[START DATA EXTRACT]

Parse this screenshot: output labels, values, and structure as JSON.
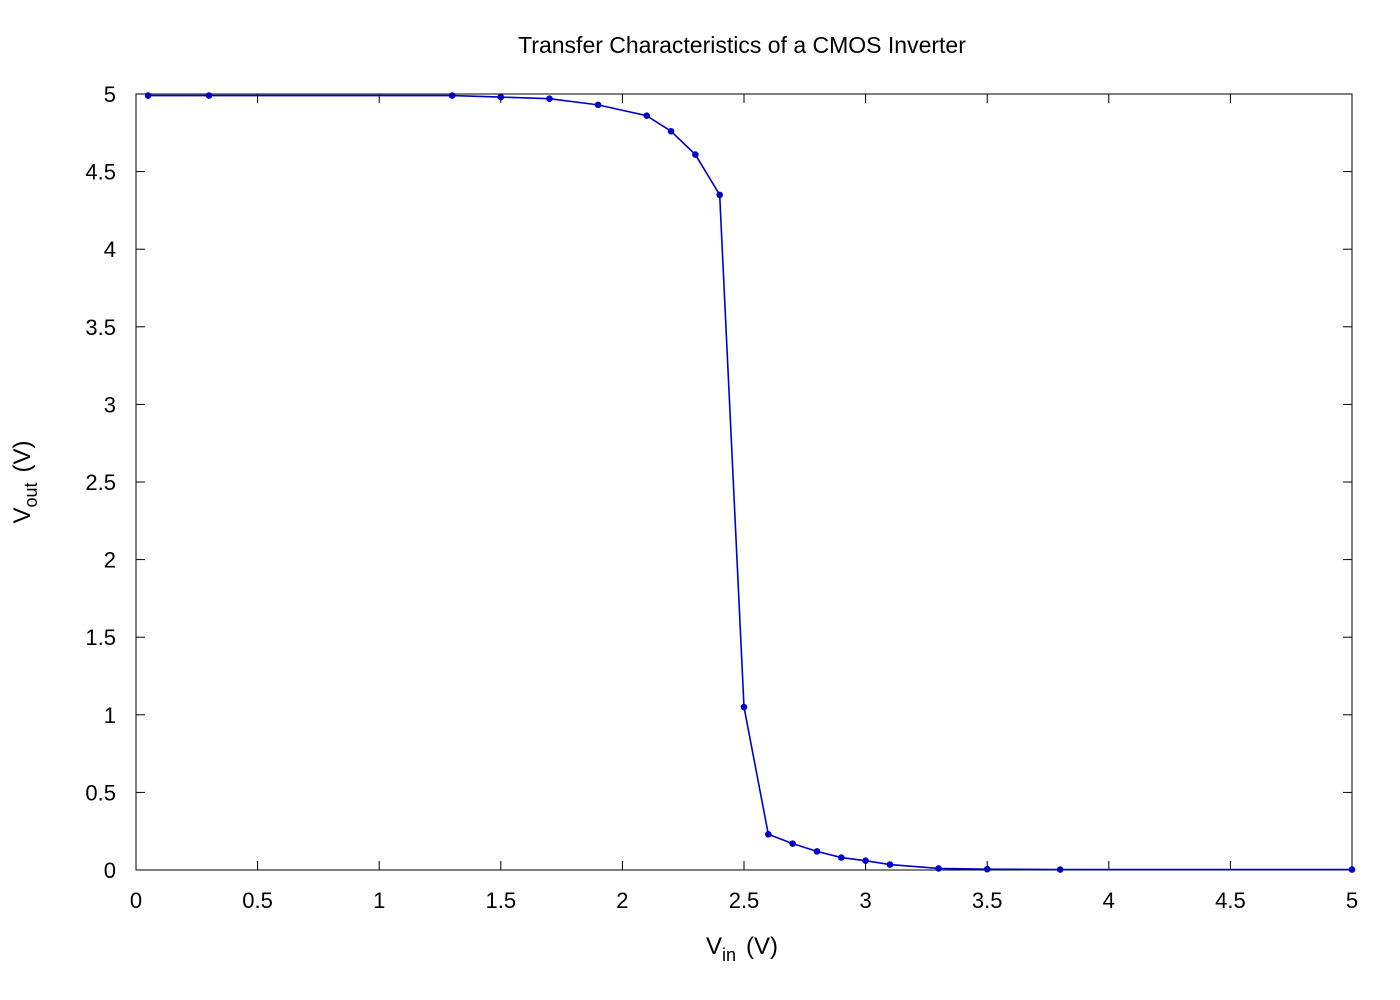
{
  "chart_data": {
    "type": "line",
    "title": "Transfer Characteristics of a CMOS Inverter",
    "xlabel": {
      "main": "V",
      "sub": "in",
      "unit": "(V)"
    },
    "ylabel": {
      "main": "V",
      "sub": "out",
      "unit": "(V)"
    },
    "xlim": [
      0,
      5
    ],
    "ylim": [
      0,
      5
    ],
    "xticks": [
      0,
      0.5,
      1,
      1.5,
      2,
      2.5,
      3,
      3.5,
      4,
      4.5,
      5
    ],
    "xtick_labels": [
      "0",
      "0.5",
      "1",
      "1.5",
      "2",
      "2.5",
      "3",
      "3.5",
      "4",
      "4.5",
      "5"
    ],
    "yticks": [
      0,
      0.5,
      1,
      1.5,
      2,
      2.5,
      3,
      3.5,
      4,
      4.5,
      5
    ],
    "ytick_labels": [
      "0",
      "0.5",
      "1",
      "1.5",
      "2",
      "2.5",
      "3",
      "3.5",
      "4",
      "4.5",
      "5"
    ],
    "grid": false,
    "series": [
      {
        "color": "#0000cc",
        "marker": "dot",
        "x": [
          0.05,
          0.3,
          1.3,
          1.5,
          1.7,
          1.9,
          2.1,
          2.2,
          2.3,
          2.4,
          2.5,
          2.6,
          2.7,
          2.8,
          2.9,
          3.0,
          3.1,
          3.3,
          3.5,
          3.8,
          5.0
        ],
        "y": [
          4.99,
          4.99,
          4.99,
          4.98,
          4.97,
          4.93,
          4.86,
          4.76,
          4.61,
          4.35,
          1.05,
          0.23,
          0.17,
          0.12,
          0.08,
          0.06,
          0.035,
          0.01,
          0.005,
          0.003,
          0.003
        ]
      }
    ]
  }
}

[END DATA EXTRACT]

■ TASK STATEMENT ■
Quote the listing above in full, except for the pictures.

■ TASK ANSWER ■
Parse this screenshot: output labels, values, and structure as JSON.
{
  "chart_data": {
    "type": "line",
    "title": "Transfer Characteristics of a CMOS Inverter",
    "xlabel": {
      "main": "V",
      "sub": "in",
      "unit": "(V)"
    },
    "ylabel": {
      "main": "V",
      "sub": "out",
      "unit": "(V)"
    },
    "xlim": [
      0,
      5
    ],
    "ylim": [
      0,
      5
    ],
    "xticks": [
      0,
      0.5,
      1,
      1.5,
      2,
      2.5,
      3,
      3.5,
      4,
      4.5,
      5
    ],
    "xtick_labels": [
      "0",
      "0.5",
      "1",
      "1.5",
      "2",
      "2.5",
      "3",
      "3.5",
      "4",
      "4.5",
      "5"
    ],
    "yticks": [
      0,
      0.5,
      1,
      1.5,
      2,
      2.5,
      3,
      3.5,
      4,
      4.5,
      5
    ],
    "ytick_labels": [
      "0",
      "0.5",
      "1",
      "1.5",
      "2",
      "2.5",
      "3",
      "3.5",
      "4",
      "4.5",
      "5"
    ],
    "grid": false,
    "series": [
      {
        "color": "#0000cc",
        "marker": "dot",
        "x": [
          0.05,
          0.3,
          1.3,
          1.5,
          1.7,
          1.9,
          2.1,
          2.2,
          2.3,
          2.4,
          2.5,
          2.6,
          2.7,
          2.8,
          2.9,
          3.0,
          3.1,
          3.3,
          3.5,
          3.8,
          5.0
        ],
        "y": [
          4.99,
          4.99,
          4.99,
          4.98,
          4.97,
          4.93,
          4.86,
          4.76,
          4.61,
          4.35,
          1.05,
          0.23,
          0.17,
          0.12,
          0.08,
          0.06,
          0.035,
          0.01,
          0.005,
          0.003,
          0.003
        ]
      }
    ]
  }
}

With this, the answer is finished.